Copy every line with the string "Description" in it.
── Records for this exercise ──
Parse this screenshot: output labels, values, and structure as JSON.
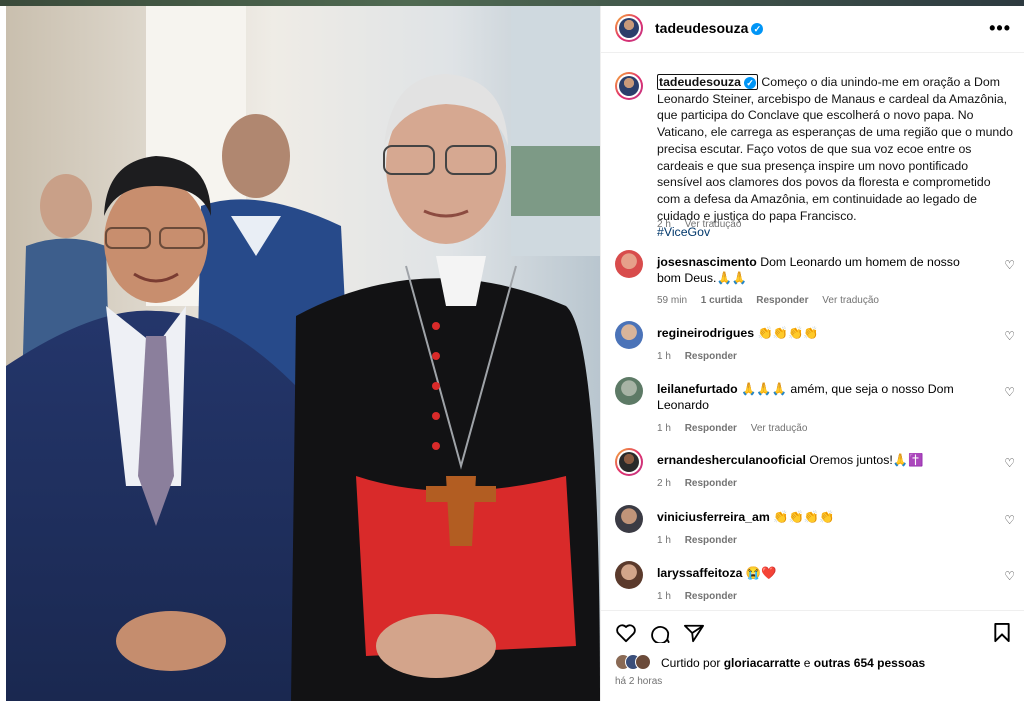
{
  "post": {
    "username": "tadeudesouza",
    "caption": "Começo o dia unindo-me em oração a Dom Leonardo Steiner, arcebispo de Manaus e cardeal da Amazônia, que participa do Conclave que escolherá o novo papa. No Vaticano, ele carrega as esperanças de uma região que o mundo precisa escutar. Faço votos de que sua voz ecoe entre os cardeais e que sua presença inspire um novo pontificado sensível aos clamores dos povos da floresta e comprometido com a defesa da Amazônia, em continuidade ao legado de cuidado e justiça do papa Francisco.",
    "hashtag": "#ViceGov",
    "time": "2 h",
    "see_translation": "Ver tradução",
    "more_icon": "more-options-icon"
  },
  "comments": [
    {
      "user": "josesnascimento",
      "text": "Dom Leonardo um homem de nosso bom Deus.🙏🙏",
      "time": "59 min",
      "likes": "1 curtida",
      "reply": "Responder",
      "translate": "Ver tradução"
    },
    {
      "user": "regineirodrigues",
      "text": "👏👏👏👏",
      "time": "1 h",
      "reply": "Responder"
    },
    {
      "user": "leilanefurtado",
      "text": "🙏🙏🙏 amém, que seja o nosso Dom Leonardo",
      "time": "1 h",
      "reply": "Responder",
      "translate": "Ver tradução"
    },
    {
      "user": "ernandesherculanooficial",
      "text": "Oremos juntos!🙏✝️",
      "time": "2 h",
      "reply": "Responder"
    },
    {
      "user": "viniciusferreira_am",
      "text": "👏👏👏👏",
      "time": "1 h",
      "reply": "Responder"
    },
    {
      "user": "laryssaffeitoza",
      "text": "😭❤️",
      "time": "1 h",
      "reply": "Responder"
    }
  ],
  "likes": {
    "prefix": "Curtido por",
    "user": "gloriacarratte",
    "middle": "e",
    "others": "outras 654 pessoas"
  },
  "posted_ago": "há 2 horas",
  "colors": {
    "verified": "#0095f6",
    "link": "#00376b",
    "muted": "#737373"
  }
}
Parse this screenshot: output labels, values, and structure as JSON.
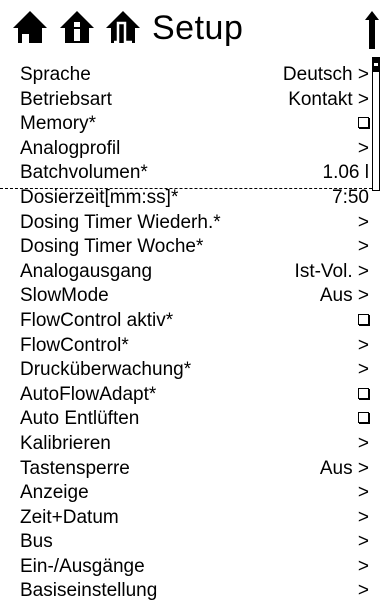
{
  "header": {
    "title": "Setup",
    "icons": [
      "home-icon",
      "info-icon",
      "graph-icon",
      "up-arrow-icon"
    ]
  },
  "menu": {
    "items": [
      {
        "label": "Sprache",
        "value": "Deutsch >"
      },
      {
        "label": "Betriebsart",
        "value": "Kontakt >"
      },
      {
        "label": "Memory*",
        "value": "",
        "checkbox": true
      },
      {
        "label": "Analogprofil",
        "value": ">"
      },
      {
        "label": "Batchvolumen*",
        "value": "1.06 l"
      },
      {
        "label": "Dosierzeit[mm:ss]*",
        "value": "7:50"
      },
      {
        "label": "Dosing Timer Wiederh.*",
        "value": ">"
      },
      {
        "label": "Dosing Timer Woche*",
        "value": ">"
      },
      {
        "label": "Analogausgang",
        "value": "Ist-Vol. >"
      },
      {
        "label": "SlowMode",
        "value": "Aus >"
      },
      {
        "label": "FlowControl aktiv*",
        "value": "",
        "checkbox": true
      },
      {
        "label": "FlowControl*",
        "value": ">"
      },
      {
        "label": "Drucküberwachung*",
        "value": ">"
      },
      {
        "label": "AutoFlowAdapt*",
        "value": "",
        "checkbox": true
      },
      {
        "label": "Auto Entlüften",
        "value": "",
        "checkbox": true
      },
      {
        "label": "Kalibrieren",
        "value": ">"
      },
      {
        "label": "Tastensperre",
        "value": "Aus >"
      },
      {
        "label": "Anzeige",
        "value": ">"
      },
      {
        "label": "Zeit+Datum",
        "value": ">"
      },
      {
        "label": "Bus",
        "value": ">"
      },
      {
        "label": "Ein-/Ausgänge",
        "value": ">"
      },
      {
        "label": "Basiseinstellung",
        "value": ">"
      }
    ]
  },
  "scrollbar": {
    "position": 0.0
  }
}
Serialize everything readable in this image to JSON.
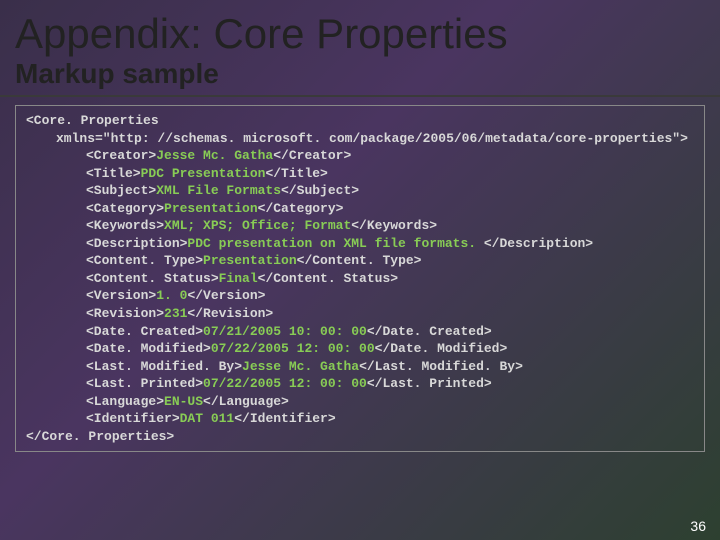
{
  "title": "Appendix: Core Properties",
  "subtitle": "Markup sample",
  "pageNumber": "36",
  "code": {
    "openRoot": "<Core. Properties",
    "xmlns": "xmlns=\"http: //schemas. microsoft. com/package/2005/06/metadata/core-properties\">",
    "lines": [
      {
        "open": "<Creator>",
        "val": "Jesse Mc. Gatha",
        "close": "</Creator>"
      },
      {
        "open": "<Title>",
        "val": "PDC Presentation",
        "close": "</Title>"
      },
      {
        "open": "<Subject>",
        "val": "XML File Formats",
        "close": "</Subject>"
      },
      {
        "open": "<Category>",
        "val": "Presentation",
        "close": "</Category>"
      },
      {
        "open": "<Keywords>",
        "val": "XML; XPS; Office; Format",
        "close": "</Keywords>"
      },
      {
        "open": "<Description>",
        "val": "PDC presentation on XML file formats. ",
        "close": "</Description>"
      },
      {
        "open": "<Content. Type>",
        "val": "Presentation",
        "close": "</Content. Type>"
      },
      {
        "open": "<Content. Status>",
        "val": "Final",
        "close": "</Content. Status>"
      },
      {
        "open": "<Version>",
        "val": "1. 0",
        "close": "</Version>"
      },
      {
        "open": "<Revision>",
        "val": "231",
        "close": "</Revision>"
      },
      {
        "open": "<Date. Created>",
        "val": "07/21/2005 10: 00: 00",
        "close": "</Date. Created>"
      },
      {
        "open": "<Date. Modified>",
        "val": "07/22/2005 12: 00: 00",
        "close": "</Date. Modified>"
      },
      {
        "open": "<Last. Modified. By>",
        "val": "Jesse Mc. Gatha",
        "close": "</Last. Modified. By>"
      },
      {
        "open": "<Last. Printed>",
        "val": "07/22/2005 12: 00: 00",
        "close": "</Last. Printed>"
      },
      {
        "open": "<Language>",
        "val": "EN-US",
        "close": "</Language>"
      },
      {
        "open": "<Identifier>",
        "val": "DAT 011",
        "close": "</Identifier>"
      }
    ],
    "closeRoot": "</Core. Properties>"
  }
}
───
**Written answer**
        "open": "<Description>",
        "close": "</Description>"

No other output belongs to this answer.